**Prompt**
Repeat the material below word for word and leave out all pictures.

**Records supplied**
________________________
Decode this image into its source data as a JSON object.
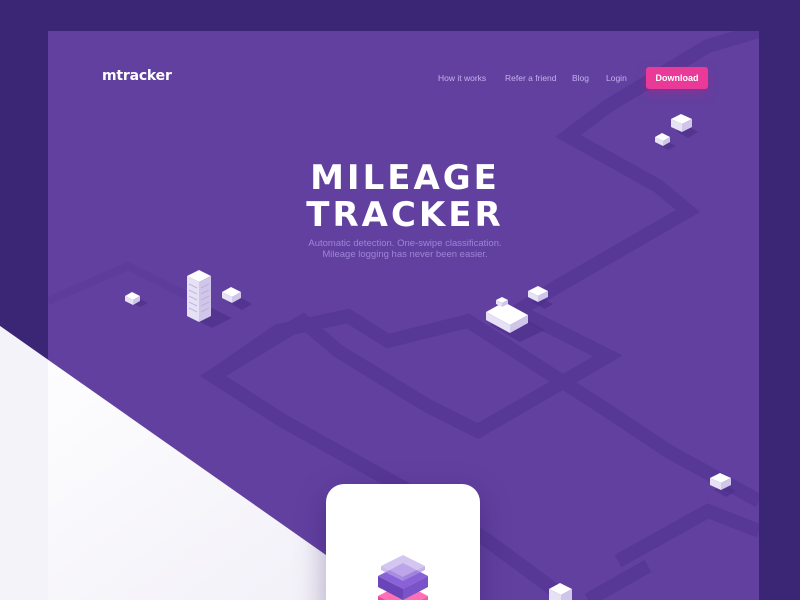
{
  "brand": {
    "logo": "mtracker"
  },
  "nav": {
    "links": [
      "How it works",
      "Refer a friend",
      "Blog",
      "Login"
    ],
    "cta": "Download"
  },
  "hero": {
    "title_line1": "MILEAGE",
    "title_line2": "TRACKER",
    "subtitle_line1": "Automatic detection. One-swipe classification.",
    "subtitle_line2": "Mileage logging has never been easier."
  },
  "colors": {
    "outer_background": "#3b2575",
    "page_background": "#6240a0",
    "road": "#5a399a",
    "accent_pink": "#ea3a98",
    "white_panel": "#f7f6fb"
  },
  "icons": [
    "app-stack-icon"
  ]
}
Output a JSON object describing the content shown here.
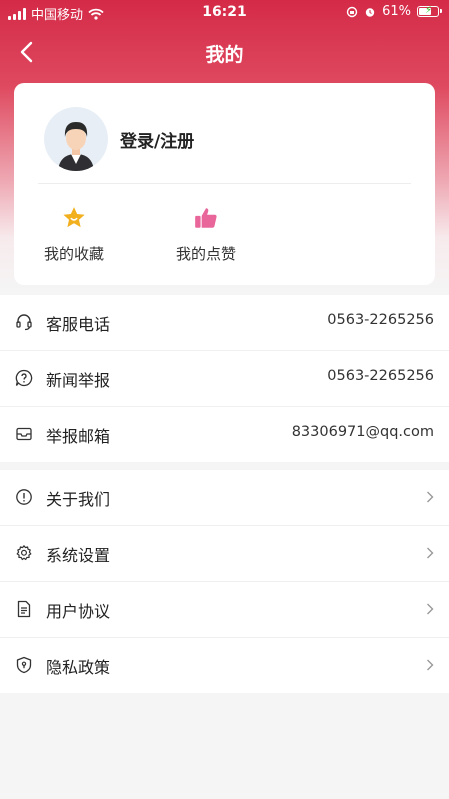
{
  "status_bar": {
    "carrier": "中国移动",
    "time": "16:21",
    "battery": "61%"
  },
  "nav": {
    "title": "我的"
  },
  "profile": {
    "login_label": "登录/注册",
    "quick_actions": [
      {
        "label": "我的收藏",
        "icon": "star-icon",
        "color": "#f2b01e"
      },
      {
        "label": "我的点赞",
        "icon": "thumbs-up-icon",
        "color": "#e8669a"
      }
    ]
  },
  "contact": [
    {
      "label": "客服电话",
      "value": "0563-2265256",
      "icon": "headset-icon"
    },
    {
      "label": "新闻举报",
      "value": "0563-2265256",
      "icon": "report-icon"
    },
    {
      "label": "举报邮箱",
      "value": "83306971@qq.com",
      "icon": "mail-icon"
    }
  ],
  "menu": [
    {
      "label": "关于我们",
      "icon": "info-icon"
    },
    {
      "label": "系统设置",
      "icon": "gear-icon"
    },
    {
      "label": "用户协议",
      "icon": "document-icon"
    },
    {
      "label": "隐私政策",
      "icon": "shield-icon"
    }
  ],
  "colors": {
    "brand": "#d42a48"
  }
}
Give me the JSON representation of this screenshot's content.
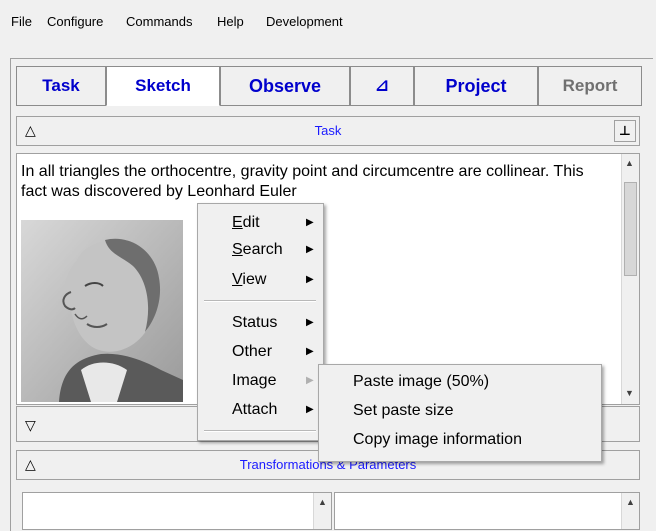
{
  "menubar": {
    "items": [
      "File",
      "Configure",
      "Commands",
      "Help",
      "Development"
    ]
  },
  "tabs": [
    {
      "label": "Task",
      "selected": false
    },
    {
      "label": "Sketch",
      "selected": true
    },
    {
      "label": "Observe",
      "selected": false
    },
    {
      "label": "⊿",
      "selected": false
    },
    {
      "label": "Project",
      "selected": false
    },
    {
      "label": "Report",
      "selected": false,
      "disabled": true
    }
  ],
  "task_panel": {
    "title": "Task",
    "text": "In all triangles the orthocentre, gravity point and circumcentre are collinear. This fact was discovered by Leonhard Euler"
  },
  "context_menu": {
    "items": [
      {
        "label": "Edit",
        "mnemonic": "E",
        "rest": "dit",
        "submenu": true
      },
      {
        "label": "Search",
        "mnemonic": "S",
        "rest": "earch",
        "submenu": true
      },
      {
        "label": "View",
        "mnemonic": "V",
        "rest": "iew",
        "submenu": true
      },
      {
        "label": "Status",
        "submenu": true
      },
      {
        "label": "Other",
        "submenu": true
      },
      {
        "label": "Image",
        "submenu": true,
        "active": true
      },
      {
        "label": "Attach",
        "submenu": true
      }
    ]
  },
  "image_submenu": {
    "items": [
      "Paste image (50%)",
      "Set paste size",
      "Copy image information"
    ]
  },
  "transform_panel": {
    "title": "Transformations & Parameters"
  },
  "colors": {
    "accent_blue": "#0000cc",
    "panel_title_blue": "#1a1aff",
    "disabled_gray": "#707070"
  }
}
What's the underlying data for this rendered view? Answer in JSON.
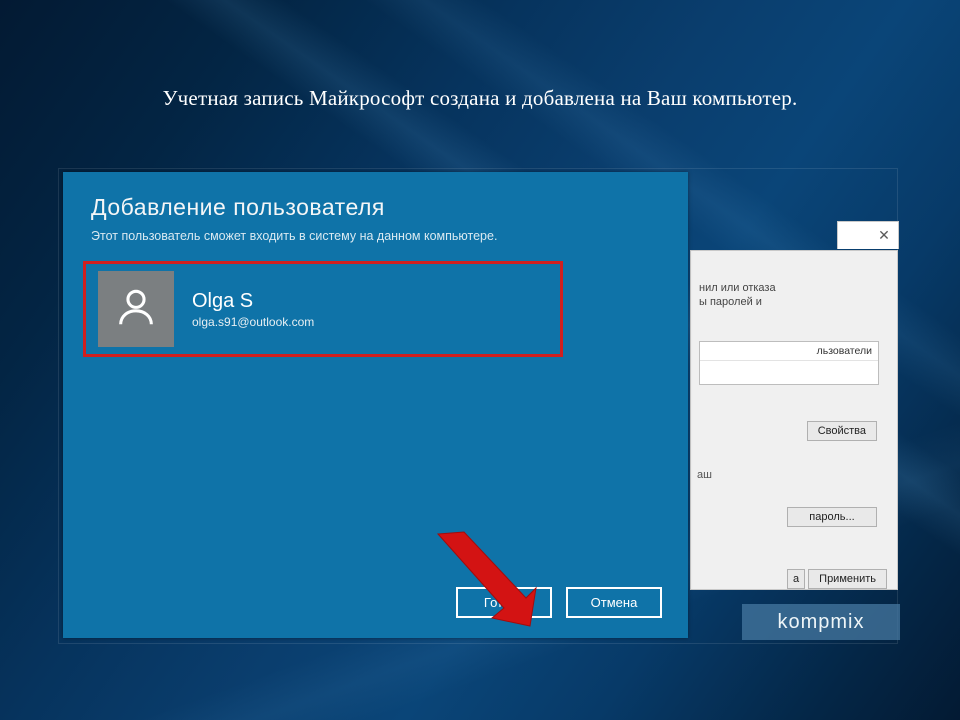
{
  "caption": "Учетная запись Майкрософт создана и добавлена на Ваш компьютер.",
  "modal": {
    "title": "Добавление пользователя",
    "subtitle": "Этот пользователь сможет входить в систему на данном компьютере.",
    "user": {
      "name": "Olga S",
      "email": "olga.s91@outlook.com"
    },
    "buttons": {
      "done": "Готово",
      "cancel": "Отмена"
    }
  },
  "behind": {
    "frag_line1": "нил или отказа",
    "frag_line2": "ы паролей и",
    "users_header": "льзователи",
    "btn_properties": "Свойства",
    "frag_mid": "аш",
    "btn_password": "пароль...",
    "btn_a": "а",
    "btn_apply": "Применить",
    "close_glyph": "✕"
  },
  "watermark": "kompmix"
}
________________________
**Exercise solution**
Decode this image into its source data as a JSON object.
{
  "brand": {
    "logo": "mtracker"
  },
  "nav": {
    "links": [
      "How it works",
      "Refer a friend",
      "Blog",
      "Login"
    ],
    "cta": "Download"
  },
  "hero": {
    "title_line1": "MILEAGE",
    "title_line2": "TRACKER",
    "subtitle_line1": "Automatic detection. One-swipe classification.",
    "subtitle_line2": "Mileage logging has never been easier."
  },
  "colors": {
    "outer_background": "#3b2575",
    "page_background": "#6240a0",
    "road": "#5a399a",
    "accent_pink": "#ea3a98",
    "white_panel": "#f7f6fb"
  },
  "icons": [
    "app-stack-icon"
  ]
}
Output a JSON object describing the content shown here.
{
  "status_bar": {
    "carrier": "中国移动",
    "time": "16:21",
    "battery": "61%"
  },
  "nav": {
    "title": "我的"
  },
  "profile": {
    "login_label": "登录/注册",
    "quick_actions": [
      {
        "label": "我的收藏",
        "icon": "star-icon",
        "color": "#f2b01e"
      },
      {
        "label": "我的点赞",
        "icon": "thumbs-up-icon",
        "color": "#e8669a"
      }
    ]
  },
  "contact": [
    {
      "label": "客服电话",
      "value": "0563-2265256",
      "icon": "headset-icon"
    },
    {
      "label": "新闻举报",
      "value": "0563-2265256",
      "icon": "report-icon"
    },
    {
      "label": "举报邮箱",
      "value": "83306971@qq.com",
      "icon": "mail-icon"
    }
  ],
  "menu": [
    {
      "label": "关于我们",
      "icon": "info-icon"
    },
    {
      "label": "系统设置",
      "icon": "gear-icon"
    },
    {
      "label": "用户协议",
      "icon": "document-icon"
    },
    {
      "label": "隐私政策",
      "icon": "shield-icon"
    }
  ],
  "colors": {
    "brand": "#d42a48"
  }
}
Give me the JSON representation of this screenshot's content.
{
  "menubar": {
    "items": [
      "File",
      "Configure",
      "Commands",
      "Help",
      "Development"
    ]
  },
  "tabs": [
    {
      "label": "Task",
      "selected": false
    },
    {
      "label": "Sketch",
      "selected": true
    },
    {
      "label": "Observe",
      "selected": false
    },
    {
      "label": "⊿",
      "selected": false
    },
    {
      "label": "Project",
      "selected": false
    },
    {
      "label": "Report",
      "selected": false,
      "disabled": true
    }
  ],
  "task_panel": {
    "title": "Task",
    "text": "In all triangles the orthocentre, gravity point and circumcentre are collinear. This fact was discovered by Leonhard Euler"
  },
  "context_menu": {
    "items": [
      {
        "label": "Edit",
        "mnemonic": "E",
        "rest": "dit",
        "submenu": true
      },
      {
        "label": "Search",
        "mnemonic": "S",
        "rest": "earch",
        "submenu": true
      },
      {
        "label": "View",
        "mnemonic": "V",
        "rest": "iew",
        "submenu": true
      },
      {
        "label": "Status",
        "submenu": true
      },
      {
        "label": "Other",
        "submenu": true
      },
      {
        "label": "Image",
        "submenu": true,
        "active": true
      },
      {
        "label": "Attach",
        "submenu": true
      }
    ]
  },
  "image_submenu": {
    "items": [
      "Paste image (50%)",
      "Set paste size",
      "Copy image information"
    ]
  },
  "transform_panel": {
    "title": "Transformations & Parameters"
  },
  "colors": {
    "accent_blue": "#0000cc",
    "panel_title_blue": "#1a1aff",
    "disabled_gray": "#707070"
  }
}
What's the underlying data for this rendered view? Answer in JSON.
{
  "caption": "Учетная запись Майкрософт создана и добавлена на Ваш компьютер.",
  "modal": {
    "title": "Добавление пользователя",
    "subtitle": "Этот пользователь сможет входить в систему на данном компьютере.",
    "user": {
      "name": "Olga S",
      "email": "olga.s91@outlook.com"
    },
    "buttons": {
      "done": "Готово",
      "cancel": "Отмена"
    }
  },
  "behind": {
    "frag_line1": "нил или отказа",
    "frag_line2": "ы паролей и",
    "users_header": "льзователи",
    "btn_properties": "Свойства",
    "frag_mid": "аш",
    "btn_password": "пароль...",
    "btn_a": "а",
    "btn_apply": "Применить",
    "close_glyph": "✕"
  },
  "watermark": "kompmix"
}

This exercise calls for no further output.